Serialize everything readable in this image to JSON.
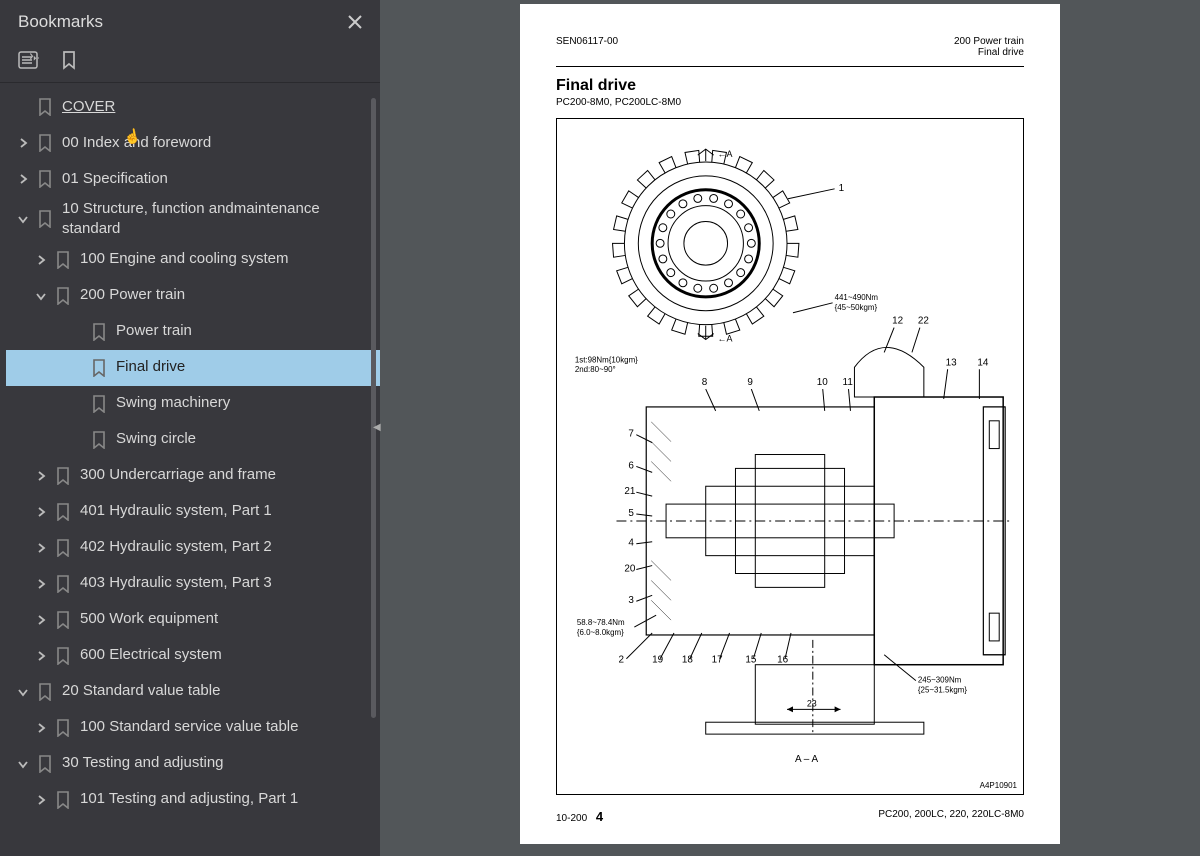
{
  "sidebar": {
    "title": "Bookmarks",
    "items": [
      {
        "indent": 0,
        "chev": "",
        "label": "COVER",
        "selected": false,
        "underline": true
      },
      {
        "indent": 0,
        "chev": "right",
        "label": "00 Index and foreword"
      },
      {
        "indent": 0,
        "chev": "right",
        "label": "01 Specification"
      },
      {
        "indent": 0,
        "chev": "down",
        "label": "10 Structure, function andmaintenance standard"
      },
      {
        "indent": 1,
        "chev": "right",
        "label": "100 Engine and cooling system"
      },
      {
        "indent": 1,
        "chev": "down",
        "label": "200 Power train"
      },
      {
        "indent": 2,
        "chev": "",
        "label": "Power train"
      },
      {
        "indent": 2,
        "chev": "",
        "label": "Final drive",
        "selected": true
      },
      {
        "indent": 2,
        "chev": "",
        "label": "Swing machinery"
      },
      {
        "indent": 2,
        "chev": "",
        "label": "Swing circle"
      },
      {
        "indent": 1,
        "chev": "right",
        "label": "300 Undercarriage and frame"
      },
      {
        "indent": 1,
        "chev": "right",
        "label": "401 Hydraulic system, Part 1"
      },
      {
        "indent": 1,
        "chev": "right",
        "label": "402 Hydraulic system, Part 2"
      },
      {
        "indent": 1,
        "chev": "right",
        "label": "403 Hydraulic system, Part 3"
      },
      {
        "indent": 1,
        "chev": "right",
        "label": "500 Work equipment"
      },
      {
        "indent": 1,
        "chev": "right",
        "label": "600 Electrical system"
      },
      {
        "indent": 0,
        "chev": "down",
        "label": "20 Standard value table"
      },
      {
        "indent": 1,
        "chev": "right",
        "label": "100 Standard service value table"
      },
      {
        "indent": 0,
        "chev": "down",
        "label": "30 Testing and adjusting"
      },
      {
        "indent": 1,
        "chev": "right",
        "label": "101 Testing and adjusting, Part 1"
      }
    ]
  },
  "page": {
    "doc_id": "SEN06117-00",
    "section_line1": "200 Power train",
    "section_line2": "Final drive",
    "title": "Final drive",
    "subtitle": "PC200-8M0, PC200LC-8M0",
    "figure_id": "A4P10901",
    "section_marker": "A – A",
    "callouts_top": [
      "1",
      "12",
      "22",
      "13",
      "14"
    ],
    "callouts_left": [
      "7",
      "6",
      "21",
      "5",
      "4",
      "20",
      "3"
    ],
    "callouts_mid": [
      "8",
      "9",
      "10",
      "11"
    ],
    "callouts_bot": [
      "2",
      "19",
      "18",
      "17",
      "15",
      "16",
      "23"
    ],
    "torque1_l1": "441~490Nm",
    "torque1_l2": "{45~50kɡm}",
    "torque2_l1": "1st:98Nm{10kɡm}",
    "torque2_l2": "2nd:80~90°",
    "torque3_l1": "58.8~78.4Nm",
    "torque3_l2": "{6.0~8.0kɡm}",
    "torque4_l1": "245~309Nm",
    "torque4_l2": "{25~31.5kɡm}",
    "arrow_a_top": "←A",
    "arrow_a_bot": "←A",
    "footer_left_a": "10-200",
    "footer_left_b": "4",
    "footer_right": "PC200, 200LC, 220, 220LC-8M0"
  },
  "colors": {
    "sidebar_bg": "#38383d",
    "selected_bg": "#9fcce8",
    "content_bg": "#525659",
    "page_bg": "#ffffff"
  }
}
------------------------
#### Stated problem:
Return every line holding the word "system" from the records.

#### Finished exercise:
        "label": "100 Engine and cooling system"
        "label": "401 Hydraulic system, Part 1"
        "label": "402 Hydraulic system, Part 2"
        "label": "403 Hydraulic system, Part 3"
        "label": "600 Electrical system"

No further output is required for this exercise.